** START OF Records shown **

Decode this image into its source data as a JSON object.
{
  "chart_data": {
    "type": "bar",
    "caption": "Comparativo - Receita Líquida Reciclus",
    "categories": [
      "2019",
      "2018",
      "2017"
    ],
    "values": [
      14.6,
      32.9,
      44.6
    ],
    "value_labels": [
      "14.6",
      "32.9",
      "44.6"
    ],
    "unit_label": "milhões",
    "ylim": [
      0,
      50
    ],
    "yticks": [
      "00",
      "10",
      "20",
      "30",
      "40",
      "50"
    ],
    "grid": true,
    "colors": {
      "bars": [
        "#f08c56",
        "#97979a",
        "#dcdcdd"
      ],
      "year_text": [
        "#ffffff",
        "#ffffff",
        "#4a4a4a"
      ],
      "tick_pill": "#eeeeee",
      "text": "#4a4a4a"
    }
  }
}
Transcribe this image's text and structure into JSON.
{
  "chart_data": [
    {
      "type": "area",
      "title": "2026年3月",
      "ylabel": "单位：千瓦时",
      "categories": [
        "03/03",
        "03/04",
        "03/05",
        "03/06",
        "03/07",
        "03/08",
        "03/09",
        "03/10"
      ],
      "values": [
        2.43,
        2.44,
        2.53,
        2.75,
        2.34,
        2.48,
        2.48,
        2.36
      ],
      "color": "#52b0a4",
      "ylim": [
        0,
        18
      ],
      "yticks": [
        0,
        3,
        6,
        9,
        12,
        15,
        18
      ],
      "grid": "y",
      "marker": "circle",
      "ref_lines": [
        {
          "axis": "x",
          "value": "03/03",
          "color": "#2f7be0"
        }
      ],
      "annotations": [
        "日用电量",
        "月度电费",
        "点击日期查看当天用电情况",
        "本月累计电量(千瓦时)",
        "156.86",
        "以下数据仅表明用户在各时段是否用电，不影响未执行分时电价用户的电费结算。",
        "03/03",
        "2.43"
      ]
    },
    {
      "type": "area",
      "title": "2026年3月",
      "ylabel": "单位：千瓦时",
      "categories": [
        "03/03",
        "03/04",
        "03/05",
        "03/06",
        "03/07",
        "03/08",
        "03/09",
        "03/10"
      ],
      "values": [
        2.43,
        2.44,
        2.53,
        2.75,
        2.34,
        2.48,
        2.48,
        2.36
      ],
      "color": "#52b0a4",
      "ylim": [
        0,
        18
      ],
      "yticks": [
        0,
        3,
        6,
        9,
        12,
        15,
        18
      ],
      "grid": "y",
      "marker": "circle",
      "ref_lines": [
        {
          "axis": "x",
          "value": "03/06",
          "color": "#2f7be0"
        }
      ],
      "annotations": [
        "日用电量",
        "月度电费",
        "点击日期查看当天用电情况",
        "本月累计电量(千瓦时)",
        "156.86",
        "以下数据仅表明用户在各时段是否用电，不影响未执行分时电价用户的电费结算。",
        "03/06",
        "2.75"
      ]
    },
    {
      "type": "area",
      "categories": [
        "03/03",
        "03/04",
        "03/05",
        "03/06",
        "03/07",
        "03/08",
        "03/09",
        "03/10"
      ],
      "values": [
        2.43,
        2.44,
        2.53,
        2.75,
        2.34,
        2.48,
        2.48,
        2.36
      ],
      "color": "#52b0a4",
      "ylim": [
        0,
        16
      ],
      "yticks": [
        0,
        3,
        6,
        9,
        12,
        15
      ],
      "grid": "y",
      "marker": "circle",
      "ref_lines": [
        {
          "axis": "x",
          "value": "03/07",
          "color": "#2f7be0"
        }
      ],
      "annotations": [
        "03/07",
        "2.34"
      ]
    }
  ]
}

** END OF Records shown **

- Goal of the exercise -
Copy each line that holds the word "image".

- The output -
Decode this image into its source data as a JSON object.
Transcribe this image's text and structure into JSON.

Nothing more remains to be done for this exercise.